***** Raw records *****
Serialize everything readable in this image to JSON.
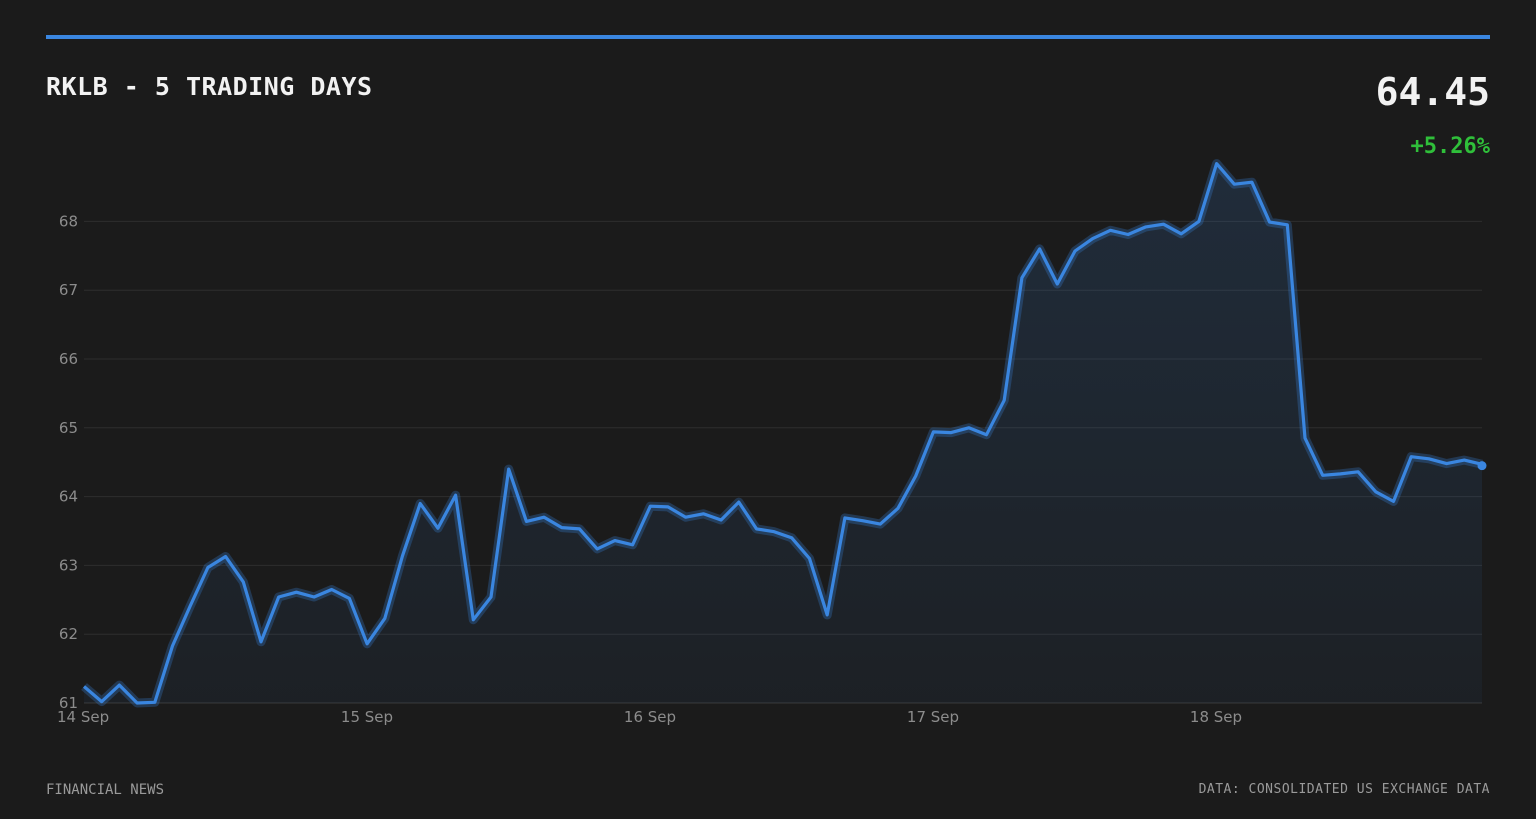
{
  "header": {
    "title": "RKLB - 5 TRADING DAYS",
    "price": "64.45",
    "change": "+5.26%"
  },
  "footer": {
    "source_left": "FINANCIAL NEWS",
    "source_right": "DATA: CONSOLIDATED US EXCHANGE DATA"
  },
  "colors": {
    "accent": "#3a86e0",
    "positive": "#2fbf3a",
    "background": "#1b1b1b"
  },
  "chart_data": {
    "type": "area",
    "ylim": [
      61,
      68.8
    ],
    "yticks": [
      61,
      62,
      63,
      64,
      65,
      66,
      67,
      68
    ],
    "xlim": [
      0,
      98.8
    ],
    "xticks": [
      {
        "x": 0,
        "label": "14 Sep"
      },
      {
        "x": 20,
        "label": "15 Sep"
      },
      {
        "x": 40,
        "label": "16 Sep"
      },
      {
        "x": 60,
        "label": "17 Sep"
      },
      {
        "x": 80,
        "label": "18 Sep"
      }
    ],
    "grid": true,
    "values": [
      61.24,
      61.02,
      61.26,
      61.0,
      61.01,
      61.83,
      62.41,
      62.97,
      63.13,
      62.76,
      61.89,
      62.54,
      62.61,
      62.54,
      62.65,
      62.52,
      61.86,
      62.23,
      63.14,
      63.9,
      63.54,
      64.02,
      62.21,
      62.54,
      64.4,
      63.64,
      63.7,
      63.55,
      63.53,
      63.24,
      63.36,
      63.3,
      63.86,
      63.85,
      63.7,
      63.75,
      63.66,
      63.92,
      63.53,
      63.49,
      63.4,
      63.1,
      62.28,
      63.69,
      63.65,
      63.6,
      63.83,
      64.3,
      64.94,
      64.93,
      65.0,
      64.9,
      65.4,
      67.18,
      67.6,
      67.09,
      67.57,
      67.75,
      67.87,
      67.81,
      67.92,
      67.96,
      67.82,
      68.0,
      68.84,
      68.54,
      68.57,
      67.99,
      67.95,
      64.85,
      64.31,
      64.33,
      64.36,
      64.07,
      63.93,
      64.58,
      64.55,
      64.48,
      64.53,
      64.47
    ],
    "last_value": 64.45
  }
}
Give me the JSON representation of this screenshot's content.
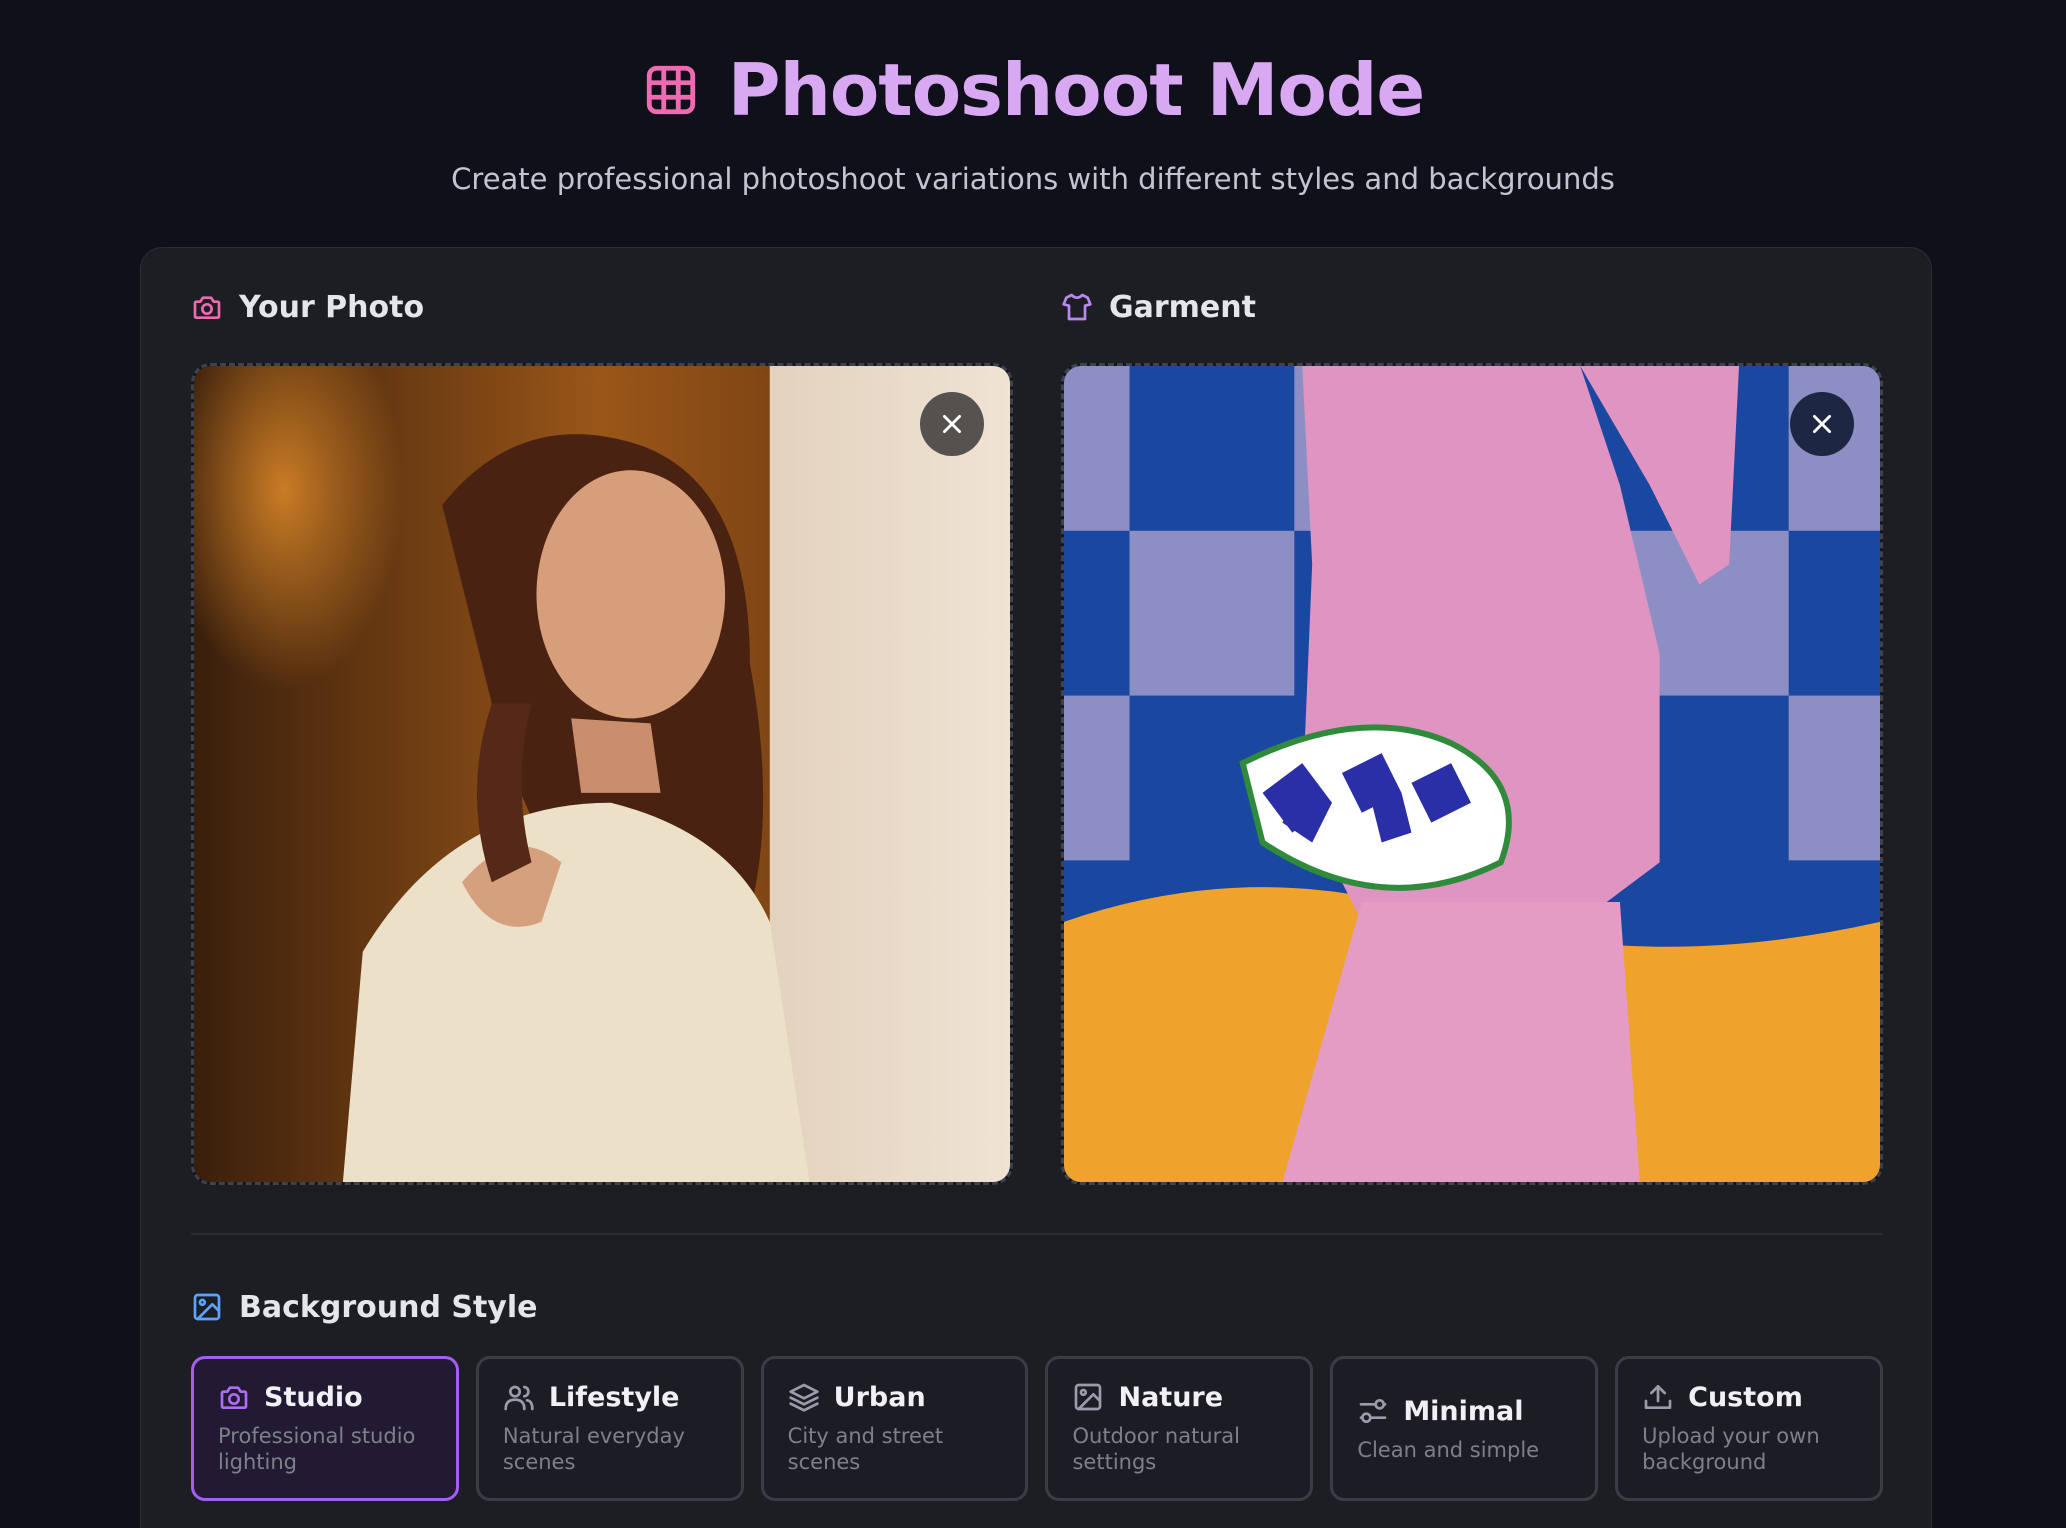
{
  "header": {
    "title": "Photoshoot Mode",
    "subtitle": "Create professional photoshoot variations with different styles and backgrounds",
    "icon": "grid-icon",
    "accent": "#d9a8f2"
  },
  "uploads": {
    "photo": {
      "label": "Your Photo",
      "icon": "camera-icon"
    },
    "garment": {
      "label": "Garment",
      "icon": "shirt-icon"
    }
  },
  "background": {
    "label": "Background Style",
    "icon": "image-icon",
    "selected": "Studio",
    "options": [
      {
        "title": "Studio",
        "desc": "Professional studio lighting",
        "icon": "camera-icon"
      },
      {
        "title": "Lifestyle",
        "desc": "Natural everyday scenes",
        "icon": "users-icon"
      },
      {
        "title": "Urban",
        "desc": "City and street scenes",
        "icon": "layers-icon"
      },
      {
        "title": "Nature",
        "desc": "Outdoor natural settings",
        "icon": "image-icon"
      },
      {
        "title": "Minimal",
        "desc": "Clean and simple",
        "icon": "sliders-icon"
      },
      {
        "title": "Custom",
        "desc": "Upload your own background",
        "icon": "upload-icon"
      }
    ]
  },
  "colors": {
    "background": "#0f1019",
    "panel": "#1d1e24",
    "selected_border": "#a45ef2"
  }
}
*****
**Objective**.
Pull out every line of the records that includes the string "image".

**Task output**.
Serialize everything readable in this image to JSON.
    "icon": "image-icon",
        "icon": "image-icon"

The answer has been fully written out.